──────── Data listing ────────

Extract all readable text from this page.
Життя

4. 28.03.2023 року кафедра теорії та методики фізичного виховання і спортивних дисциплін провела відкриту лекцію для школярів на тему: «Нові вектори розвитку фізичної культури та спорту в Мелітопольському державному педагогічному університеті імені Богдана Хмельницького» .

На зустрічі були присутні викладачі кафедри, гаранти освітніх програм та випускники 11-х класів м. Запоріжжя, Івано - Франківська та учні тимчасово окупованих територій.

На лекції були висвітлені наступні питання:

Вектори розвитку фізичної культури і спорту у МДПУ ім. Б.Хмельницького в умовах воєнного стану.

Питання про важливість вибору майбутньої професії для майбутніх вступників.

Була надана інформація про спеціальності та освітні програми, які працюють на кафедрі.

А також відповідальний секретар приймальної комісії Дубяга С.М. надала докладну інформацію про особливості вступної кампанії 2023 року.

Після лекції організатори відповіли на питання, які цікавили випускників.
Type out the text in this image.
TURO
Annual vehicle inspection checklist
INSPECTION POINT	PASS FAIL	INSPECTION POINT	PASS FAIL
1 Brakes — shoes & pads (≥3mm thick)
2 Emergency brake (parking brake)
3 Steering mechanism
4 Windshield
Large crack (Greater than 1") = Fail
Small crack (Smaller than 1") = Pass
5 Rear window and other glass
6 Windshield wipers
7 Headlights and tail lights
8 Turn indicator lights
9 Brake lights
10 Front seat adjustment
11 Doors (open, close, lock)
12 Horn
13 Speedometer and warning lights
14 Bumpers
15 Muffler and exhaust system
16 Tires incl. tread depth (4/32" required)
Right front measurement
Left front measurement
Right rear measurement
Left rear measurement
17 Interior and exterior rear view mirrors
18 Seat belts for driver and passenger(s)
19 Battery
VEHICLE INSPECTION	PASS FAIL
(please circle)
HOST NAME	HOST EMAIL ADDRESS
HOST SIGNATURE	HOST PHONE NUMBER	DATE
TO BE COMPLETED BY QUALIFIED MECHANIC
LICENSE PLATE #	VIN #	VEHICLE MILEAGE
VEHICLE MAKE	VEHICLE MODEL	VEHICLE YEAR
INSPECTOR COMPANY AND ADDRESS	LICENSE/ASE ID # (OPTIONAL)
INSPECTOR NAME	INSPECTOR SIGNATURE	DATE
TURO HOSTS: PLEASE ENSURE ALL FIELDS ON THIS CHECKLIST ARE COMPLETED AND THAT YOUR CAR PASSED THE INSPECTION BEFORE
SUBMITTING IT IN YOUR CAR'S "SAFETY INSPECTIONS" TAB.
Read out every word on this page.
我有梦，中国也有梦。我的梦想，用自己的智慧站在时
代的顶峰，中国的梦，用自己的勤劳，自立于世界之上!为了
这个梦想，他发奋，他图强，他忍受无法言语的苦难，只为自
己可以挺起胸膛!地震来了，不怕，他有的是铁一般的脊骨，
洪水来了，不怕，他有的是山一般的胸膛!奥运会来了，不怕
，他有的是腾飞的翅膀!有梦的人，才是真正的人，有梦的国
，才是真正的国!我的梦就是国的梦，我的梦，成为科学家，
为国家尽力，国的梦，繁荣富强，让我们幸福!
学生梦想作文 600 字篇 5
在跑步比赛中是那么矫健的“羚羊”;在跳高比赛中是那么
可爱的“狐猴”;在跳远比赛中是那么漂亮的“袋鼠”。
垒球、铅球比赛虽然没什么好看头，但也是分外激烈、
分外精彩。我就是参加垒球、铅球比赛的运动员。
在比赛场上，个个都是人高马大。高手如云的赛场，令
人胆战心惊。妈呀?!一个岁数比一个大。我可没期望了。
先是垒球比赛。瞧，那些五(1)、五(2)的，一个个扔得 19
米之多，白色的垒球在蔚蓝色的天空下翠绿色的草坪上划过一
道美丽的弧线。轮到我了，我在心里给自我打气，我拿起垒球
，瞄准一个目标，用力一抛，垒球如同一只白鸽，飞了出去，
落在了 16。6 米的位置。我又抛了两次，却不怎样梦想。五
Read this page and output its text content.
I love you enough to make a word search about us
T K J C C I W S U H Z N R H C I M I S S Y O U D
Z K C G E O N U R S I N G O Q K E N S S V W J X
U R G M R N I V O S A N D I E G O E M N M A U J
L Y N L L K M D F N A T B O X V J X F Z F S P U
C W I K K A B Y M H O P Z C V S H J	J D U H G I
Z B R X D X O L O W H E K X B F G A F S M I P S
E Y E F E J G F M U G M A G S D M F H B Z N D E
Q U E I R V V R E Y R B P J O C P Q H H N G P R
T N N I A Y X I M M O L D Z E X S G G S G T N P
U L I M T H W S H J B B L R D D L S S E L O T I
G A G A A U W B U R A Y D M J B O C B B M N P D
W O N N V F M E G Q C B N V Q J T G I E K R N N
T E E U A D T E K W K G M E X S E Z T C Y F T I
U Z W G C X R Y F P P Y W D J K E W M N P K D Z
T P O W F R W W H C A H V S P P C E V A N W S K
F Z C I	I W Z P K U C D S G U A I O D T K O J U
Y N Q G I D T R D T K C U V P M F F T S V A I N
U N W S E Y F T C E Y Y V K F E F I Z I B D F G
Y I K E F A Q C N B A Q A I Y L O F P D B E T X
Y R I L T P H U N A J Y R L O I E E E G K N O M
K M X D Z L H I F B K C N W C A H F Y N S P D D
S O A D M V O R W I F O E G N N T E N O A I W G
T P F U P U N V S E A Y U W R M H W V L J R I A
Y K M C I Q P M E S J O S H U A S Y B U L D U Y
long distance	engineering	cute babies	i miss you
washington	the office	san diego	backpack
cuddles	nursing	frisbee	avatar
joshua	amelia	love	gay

────────

▶ **Task requirements**
Return all lines with the word "LICENSE" in them.

▶ **Solved problem**
LICENSE PLATE #	VIN #	VEHICLE MILEAGE
INSPECTOR COMPANY AND ADDRESS	LICENSE/ASE ID # (OPTIONAL)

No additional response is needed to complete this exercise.